Figure record extracts:
◇ ◇ ◇ ◇

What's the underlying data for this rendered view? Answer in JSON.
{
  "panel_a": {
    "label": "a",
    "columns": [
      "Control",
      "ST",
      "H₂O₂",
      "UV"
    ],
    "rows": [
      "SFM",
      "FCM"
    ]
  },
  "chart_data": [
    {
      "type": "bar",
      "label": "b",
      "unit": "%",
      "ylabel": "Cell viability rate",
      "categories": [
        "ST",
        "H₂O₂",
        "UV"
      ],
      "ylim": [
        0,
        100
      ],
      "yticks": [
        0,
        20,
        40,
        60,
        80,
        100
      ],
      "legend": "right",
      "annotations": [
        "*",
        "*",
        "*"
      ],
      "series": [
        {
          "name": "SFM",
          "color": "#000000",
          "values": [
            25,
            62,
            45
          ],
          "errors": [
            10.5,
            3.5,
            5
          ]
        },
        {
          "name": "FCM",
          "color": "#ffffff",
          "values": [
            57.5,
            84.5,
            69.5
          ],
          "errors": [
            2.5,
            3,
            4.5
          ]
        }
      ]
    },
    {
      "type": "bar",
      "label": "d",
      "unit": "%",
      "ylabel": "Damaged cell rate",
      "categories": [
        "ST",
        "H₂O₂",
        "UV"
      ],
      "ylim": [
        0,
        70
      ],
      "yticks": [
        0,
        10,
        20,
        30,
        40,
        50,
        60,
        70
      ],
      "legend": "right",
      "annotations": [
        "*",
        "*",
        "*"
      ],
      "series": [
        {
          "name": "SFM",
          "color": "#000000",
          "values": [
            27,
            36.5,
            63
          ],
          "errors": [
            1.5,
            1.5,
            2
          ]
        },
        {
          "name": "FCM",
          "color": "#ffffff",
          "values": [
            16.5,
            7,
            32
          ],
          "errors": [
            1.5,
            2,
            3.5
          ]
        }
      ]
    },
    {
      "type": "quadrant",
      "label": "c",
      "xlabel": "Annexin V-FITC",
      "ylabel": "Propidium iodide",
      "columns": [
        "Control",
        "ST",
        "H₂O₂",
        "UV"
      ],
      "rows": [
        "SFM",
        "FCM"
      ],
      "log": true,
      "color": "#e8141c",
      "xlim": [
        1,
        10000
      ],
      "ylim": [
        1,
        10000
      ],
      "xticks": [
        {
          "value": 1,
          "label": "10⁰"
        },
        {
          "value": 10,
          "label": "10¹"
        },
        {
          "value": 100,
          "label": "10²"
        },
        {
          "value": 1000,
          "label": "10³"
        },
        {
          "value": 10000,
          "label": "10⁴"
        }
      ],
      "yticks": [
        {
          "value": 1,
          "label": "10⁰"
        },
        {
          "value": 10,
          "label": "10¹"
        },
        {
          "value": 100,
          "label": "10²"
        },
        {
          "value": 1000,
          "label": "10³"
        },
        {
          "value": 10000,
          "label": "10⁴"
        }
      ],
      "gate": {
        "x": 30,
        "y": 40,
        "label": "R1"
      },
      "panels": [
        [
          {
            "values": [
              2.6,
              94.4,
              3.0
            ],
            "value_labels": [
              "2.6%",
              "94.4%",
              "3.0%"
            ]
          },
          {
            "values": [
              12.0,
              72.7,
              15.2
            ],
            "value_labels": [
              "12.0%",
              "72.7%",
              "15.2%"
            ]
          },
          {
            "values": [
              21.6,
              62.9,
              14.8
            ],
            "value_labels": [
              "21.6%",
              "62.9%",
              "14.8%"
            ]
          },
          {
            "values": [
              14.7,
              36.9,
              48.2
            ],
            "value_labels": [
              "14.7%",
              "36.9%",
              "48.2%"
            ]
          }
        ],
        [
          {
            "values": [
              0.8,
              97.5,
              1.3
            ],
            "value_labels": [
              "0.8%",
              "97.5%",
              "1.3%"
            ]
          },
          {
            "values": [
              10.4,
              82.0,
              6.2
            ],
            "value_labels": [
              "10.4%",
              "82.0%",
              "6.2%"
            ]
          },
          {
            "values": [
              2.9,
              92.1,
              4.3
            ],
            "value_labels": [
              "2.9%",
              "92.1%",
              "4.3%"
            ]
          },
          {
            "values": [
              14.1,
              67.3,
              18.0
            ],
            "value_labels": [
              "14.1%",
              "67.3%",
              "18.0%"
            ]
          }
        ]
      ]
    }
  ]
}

◇ ◇ ◇ ◇

TASK STATEMENT:
Look for the word "rate" and return every line where it occurs.

RESULT FOR THIS TASK:
      "ylabel": "Cell viability rate",
      "ylabel": "Damaged cell rate",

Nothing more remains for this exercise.